[Exercise brief]
How many lines in the listing below include the word "Metrics"? Answer with the number and nothing else.

Dataset entries
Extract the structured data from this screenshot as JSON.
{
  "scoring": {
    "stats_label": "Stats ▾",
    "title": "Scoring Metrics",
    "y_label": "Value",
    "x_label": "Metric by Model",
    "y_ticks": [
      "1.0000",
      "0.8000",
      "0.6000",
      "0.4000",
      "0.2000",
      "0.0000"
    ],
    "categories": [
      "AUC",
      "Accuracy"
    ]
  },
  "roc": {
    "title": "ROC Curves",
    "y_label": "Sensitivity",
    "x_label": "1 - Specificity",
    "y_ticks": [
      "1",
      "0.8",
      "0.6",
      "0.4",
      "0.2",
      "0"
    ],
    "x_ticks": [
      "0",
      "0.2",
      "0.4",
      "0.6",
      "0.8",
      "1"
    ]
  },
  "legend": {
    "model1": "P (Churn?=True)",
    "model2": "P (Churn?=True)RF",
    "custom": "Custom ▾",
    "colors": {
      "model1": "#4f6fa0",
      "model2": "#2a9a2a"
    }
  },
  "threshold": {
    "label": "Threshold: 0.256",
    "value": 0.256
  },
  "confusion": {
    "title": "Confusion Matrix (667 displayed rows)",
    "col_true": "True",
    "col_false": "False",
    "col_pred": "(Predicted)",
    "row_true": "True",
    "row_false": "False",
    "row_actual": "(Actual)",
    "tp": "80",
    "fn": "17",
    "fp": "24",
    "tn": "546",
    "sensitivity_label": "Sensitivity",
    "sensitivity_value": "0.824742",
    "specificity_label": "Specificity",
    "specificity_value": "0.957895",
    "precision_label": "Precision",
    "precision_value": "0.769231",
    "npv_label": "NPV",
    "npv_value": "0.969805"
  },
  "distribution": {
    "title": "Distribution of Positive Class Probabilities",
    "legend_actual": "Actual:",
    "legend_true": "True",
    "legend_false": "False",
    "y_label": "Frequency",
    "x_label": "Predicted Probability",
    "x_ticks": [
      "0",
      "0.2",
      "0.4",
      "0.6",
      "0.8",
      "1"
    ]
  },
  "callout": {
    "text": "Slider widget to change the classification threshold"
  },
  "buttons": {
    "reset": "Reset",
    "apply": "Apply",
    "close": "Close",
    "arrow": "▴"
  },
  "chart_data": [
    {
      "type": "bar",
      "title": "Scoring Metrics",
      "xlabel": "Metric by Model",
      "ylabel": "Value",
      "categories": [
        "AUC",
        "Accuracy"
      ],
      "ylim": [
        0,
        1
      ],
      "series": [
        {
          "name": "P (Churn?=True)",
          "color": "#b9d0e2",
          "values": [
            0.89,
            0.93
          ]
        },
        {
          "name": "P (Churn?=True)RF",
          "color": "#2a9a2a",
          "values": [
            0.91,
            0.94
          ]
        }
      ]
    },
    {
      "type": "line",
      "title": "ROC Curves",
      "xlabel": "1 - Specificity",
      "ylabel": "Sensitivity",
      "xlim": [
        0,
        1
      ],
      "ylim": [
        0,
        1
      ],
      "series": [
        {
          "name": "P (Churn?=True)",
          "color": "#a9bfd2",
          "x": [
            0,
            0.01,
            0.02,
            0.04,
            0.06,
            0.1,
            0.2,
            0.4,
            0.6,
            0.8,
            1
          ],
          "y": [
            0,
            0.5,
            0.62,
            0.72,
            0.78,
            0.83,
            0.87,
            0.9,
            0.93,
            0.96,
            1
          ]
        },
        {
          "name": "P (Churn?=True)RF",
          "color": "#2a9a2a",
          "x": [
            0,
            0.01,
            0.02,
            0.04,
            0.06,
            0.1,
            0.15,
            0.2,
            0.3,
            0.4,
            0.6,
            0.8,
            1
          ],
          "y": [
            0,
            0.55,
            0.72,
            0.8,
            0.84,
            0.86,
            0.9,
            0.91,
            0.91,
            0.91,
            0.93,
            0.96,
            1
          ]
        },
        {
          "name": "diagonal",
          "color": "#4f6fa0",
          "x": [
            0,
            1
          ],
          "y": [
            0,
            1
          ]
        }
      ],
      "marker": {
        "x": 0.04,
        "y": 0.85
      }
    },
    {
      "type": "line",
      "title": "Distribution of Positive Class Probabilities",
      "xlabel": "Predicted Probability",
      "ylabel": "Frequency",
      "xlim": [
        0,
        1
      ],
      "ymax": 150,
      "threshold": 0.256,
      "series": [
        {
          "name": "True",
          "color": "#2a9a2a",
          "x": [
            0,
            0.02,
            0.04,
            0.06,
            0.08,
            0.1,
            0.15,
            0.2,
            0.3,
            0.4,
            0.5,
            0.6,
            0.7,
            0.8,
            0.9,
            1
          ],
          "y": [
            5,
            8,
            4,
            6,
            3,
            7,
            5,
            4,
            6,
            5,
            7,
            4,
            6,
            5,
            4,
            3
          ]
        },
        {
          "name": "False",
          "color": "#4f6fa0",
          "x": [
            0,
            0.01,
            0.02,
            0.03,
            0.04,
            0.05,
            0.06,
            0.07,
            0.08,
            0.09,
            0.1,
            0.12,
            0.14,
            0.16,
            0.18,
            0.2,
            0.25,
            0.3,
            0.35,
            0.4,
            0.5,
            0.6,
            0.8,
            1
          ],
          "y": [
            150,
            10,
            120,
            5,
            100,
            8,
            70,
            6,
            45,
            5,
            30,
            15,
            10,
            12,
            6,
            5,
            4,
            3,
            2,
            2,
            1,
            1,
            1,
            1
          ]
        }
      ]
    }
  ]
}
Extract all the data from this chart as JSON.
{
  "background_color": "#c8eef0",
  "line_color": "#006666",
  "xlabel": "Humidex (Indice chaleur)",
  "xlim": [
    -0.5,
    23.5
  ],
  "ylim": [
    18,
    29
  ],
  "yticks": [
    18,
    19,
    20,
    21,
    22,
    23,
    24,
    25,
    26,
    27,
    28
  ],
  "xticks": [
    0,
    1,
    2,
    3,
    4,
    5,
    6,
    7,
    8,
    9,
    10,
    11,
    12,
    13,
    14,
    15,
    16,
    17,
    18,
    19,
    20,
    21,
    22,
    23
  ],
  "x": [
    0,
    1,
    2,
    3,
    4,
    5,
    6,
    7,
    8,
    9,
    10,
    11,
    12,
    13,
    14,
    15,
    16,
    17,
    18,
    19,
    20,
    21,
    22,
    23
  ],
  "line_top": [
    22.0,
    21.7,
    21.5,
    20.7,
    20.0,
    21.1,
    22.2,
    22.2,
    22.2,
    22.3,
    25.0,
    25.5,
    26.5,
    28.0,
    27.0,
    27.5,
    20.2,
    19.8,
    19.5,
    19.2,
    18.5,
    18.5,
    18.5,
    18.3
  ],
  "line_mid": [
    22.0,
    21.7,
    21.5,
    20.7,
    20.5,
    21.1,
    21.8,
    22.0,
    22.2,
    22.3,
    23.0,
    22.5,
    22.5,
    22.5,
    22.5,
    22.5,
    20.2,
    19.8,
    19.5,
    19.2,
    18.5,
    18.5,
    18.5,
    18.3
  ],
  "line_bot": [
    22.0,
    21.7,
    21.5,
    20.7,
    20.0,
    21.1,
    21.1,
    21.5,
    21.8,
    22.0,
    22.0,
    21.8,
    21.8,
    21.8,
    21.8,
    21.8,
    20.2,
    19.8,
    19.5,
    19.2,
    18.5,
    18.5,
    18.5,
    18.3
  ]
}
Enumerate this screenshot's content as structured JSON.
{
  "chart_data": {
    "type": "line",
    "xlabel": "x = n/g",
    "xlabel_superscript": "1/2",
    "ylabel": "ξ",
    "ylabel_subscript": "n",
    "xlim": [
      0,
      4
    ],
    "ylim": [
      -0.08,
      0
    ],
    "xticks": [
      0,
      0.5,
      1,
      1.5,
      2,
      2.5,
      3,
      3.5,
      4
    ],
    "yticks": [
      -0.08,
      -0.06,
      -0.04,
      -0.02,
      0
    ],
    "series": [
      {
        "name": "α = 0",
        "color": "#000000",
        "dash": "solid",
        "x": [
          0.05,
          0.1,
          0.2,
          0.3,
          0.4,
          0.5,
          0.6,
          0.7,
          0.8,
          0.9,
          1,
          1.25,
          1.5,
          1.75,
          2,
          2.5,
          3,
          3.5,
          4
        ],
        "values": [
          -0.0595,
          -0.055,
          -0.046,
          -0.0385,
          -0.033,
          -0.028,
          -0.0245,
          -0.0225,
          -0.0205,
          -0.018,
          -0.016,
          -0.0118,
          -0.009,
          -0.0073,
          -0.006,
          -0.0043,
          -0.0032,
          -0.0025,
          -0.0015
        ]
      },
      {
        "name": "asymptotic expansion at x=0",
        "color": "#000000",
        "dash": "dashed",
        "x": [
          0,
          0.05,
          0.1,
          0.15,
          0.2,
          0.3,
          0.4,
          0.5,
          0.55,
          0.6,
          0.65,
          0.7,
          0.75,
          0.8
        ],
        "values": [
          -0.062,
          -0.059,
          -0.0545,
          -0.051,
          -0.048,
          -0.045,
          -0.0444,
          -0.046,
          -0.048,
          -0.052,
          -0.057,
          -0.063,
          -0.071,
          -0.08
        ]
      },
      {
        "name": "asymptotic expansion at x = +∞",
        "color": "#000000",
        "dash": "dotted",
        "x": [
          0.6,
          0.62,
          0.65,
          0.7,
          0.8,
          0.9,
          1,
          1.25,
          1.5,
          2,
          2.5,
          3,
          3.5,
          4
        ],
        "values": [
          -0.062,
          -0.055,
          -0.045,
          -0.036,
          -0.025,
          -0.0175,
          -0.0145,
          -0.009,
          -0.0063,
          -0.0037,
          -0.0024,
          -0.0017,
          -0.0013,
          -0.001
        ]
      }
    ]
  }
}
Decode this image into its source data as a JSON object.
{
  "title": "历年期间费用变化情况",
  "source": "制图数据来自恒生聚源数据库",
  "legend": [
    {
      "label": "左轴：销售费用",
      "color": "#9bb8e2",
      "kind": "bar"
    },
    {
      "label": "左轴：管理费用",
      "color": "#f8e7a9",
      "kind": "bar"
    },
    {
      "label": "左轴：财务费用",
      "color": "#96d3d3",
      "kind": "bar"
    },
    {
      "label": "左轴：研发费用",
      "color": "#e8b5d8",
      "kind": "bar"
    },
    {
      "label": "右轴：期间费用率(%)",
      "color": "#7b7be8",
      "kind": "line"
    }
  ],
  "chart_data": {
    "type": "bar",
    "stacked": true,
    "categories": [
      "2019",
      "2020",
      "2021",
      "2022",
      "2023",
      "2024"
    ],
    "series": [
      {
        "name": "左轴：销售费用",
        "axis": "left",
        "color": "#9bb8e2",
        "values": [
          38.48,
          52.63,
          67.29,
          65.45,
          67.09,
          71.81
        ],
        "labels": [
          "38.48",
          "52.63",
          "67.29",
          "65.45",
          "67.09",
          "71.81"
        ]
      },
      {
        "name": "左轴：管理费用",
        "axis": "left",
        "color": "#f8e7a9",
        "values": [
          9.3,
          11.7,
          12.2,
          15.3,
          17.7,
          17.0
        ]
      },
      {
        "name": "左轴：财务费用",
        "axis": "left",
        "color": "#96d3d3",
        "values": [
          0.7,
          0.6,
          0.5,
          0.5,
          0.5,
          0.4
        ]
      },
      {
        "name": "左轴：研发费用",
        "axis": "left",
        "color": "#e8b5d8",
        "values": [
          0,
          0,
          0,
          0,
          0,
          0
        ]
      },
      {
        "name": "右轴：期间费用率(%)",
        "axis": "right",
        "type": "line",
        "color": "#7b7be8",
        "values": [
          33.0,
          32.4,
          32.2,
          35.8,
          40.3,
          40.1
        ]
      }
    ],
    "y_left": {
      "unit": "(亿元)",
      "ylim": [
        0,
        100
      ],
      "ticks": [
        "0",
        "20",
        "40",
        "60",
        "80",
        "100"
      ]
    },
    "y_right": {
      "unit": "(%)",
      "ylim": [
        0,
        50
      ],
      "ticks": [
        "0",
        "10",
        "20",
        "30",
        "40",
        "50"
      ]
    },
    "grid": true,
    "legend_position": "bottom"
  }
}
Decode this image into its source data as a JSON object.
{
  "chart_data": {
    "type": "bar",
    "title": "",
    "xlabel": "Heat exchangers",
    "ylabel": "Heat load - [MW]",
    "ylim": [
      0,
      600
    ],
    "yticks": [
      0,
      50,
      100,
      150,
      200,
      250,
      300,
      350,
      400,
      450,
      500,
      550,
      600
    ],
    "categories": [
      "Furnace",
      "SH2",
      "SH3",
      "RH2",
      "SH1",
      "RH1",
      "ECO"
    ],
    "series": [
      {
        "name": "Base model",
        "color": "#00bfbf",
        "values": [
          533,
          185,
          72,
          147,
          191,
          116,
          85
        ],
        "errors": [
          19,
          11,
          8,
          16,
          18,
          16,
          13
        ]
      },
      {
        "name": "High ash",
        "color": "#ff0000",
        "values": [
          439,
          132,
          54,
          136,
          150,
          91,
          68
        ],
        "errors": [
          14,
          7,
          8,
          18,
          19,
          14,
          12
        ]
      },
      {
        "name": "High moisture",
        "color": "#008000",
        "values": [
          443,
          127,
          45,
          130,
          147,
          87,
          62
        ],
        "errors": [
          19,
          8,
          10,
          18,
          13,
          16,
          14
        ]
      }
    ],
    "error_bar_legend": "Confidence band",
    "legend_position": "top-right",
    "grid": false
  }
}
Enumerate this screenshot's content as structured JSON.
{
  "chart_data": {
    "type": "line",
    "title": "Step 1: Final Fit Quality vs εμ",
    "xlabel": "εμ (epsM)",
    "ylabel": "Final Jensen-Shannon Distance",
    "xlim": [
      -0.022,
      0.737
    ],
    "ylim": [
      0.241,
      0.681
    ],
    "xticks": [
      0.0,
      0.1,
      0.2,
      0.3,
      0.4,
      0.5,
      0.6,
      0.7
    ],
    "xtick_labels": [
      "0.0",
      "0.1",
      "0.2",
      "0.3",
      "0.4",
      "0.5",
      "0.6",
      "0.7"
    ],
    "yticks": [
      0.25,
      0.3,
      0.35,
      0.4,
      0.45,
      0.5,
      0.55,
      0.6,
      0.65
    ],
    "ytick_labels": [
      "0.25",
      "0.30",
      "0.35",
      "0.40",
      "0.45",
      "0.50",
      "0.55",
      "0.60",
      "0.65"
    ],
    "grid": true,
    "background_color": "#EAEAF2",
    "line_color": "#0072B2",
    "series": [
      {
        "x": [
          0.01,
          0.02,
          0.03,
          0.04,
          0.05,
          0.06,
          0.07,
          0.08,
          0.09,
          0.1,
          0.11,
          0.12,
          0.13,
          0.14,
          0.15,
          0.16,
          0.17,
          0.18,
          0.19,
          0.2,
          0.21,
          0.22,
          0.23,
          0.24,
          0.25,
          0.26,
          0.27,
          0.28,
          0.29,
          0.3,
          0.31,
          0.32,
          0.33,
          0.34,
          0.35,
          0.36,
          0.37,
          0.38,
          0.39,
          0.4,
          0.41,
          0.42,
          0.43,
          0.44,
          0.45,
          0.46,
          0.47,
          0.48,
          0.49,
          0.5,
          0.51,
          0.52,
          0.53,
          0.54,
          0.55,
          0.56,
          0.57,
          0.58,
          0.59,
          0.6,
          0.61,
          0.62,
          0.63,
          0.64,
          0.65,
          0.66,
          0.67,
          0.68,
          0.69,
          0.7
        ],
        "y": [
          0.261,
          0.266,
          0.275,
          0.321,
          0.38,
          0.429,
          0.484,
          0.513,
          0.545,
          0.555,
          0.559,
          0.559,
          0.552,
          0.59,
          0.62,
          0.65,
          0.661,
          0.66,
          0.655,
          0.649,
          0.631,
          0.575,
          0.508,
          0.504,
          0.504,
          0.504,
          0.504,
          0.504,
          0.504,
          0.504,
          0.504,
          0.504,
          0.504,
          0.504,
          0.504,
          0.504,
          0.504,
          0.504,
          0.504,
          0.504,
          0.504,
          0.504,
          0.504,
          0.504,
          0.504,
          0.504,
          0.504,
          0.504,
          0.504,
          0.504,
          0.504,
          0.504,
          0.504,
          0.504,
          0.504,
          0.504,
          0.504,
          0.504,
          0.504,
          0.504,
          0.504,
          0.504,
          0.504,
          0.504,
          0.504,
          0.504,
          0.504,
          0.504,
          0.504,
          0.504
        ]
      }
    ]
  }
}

[Exercise answer]
2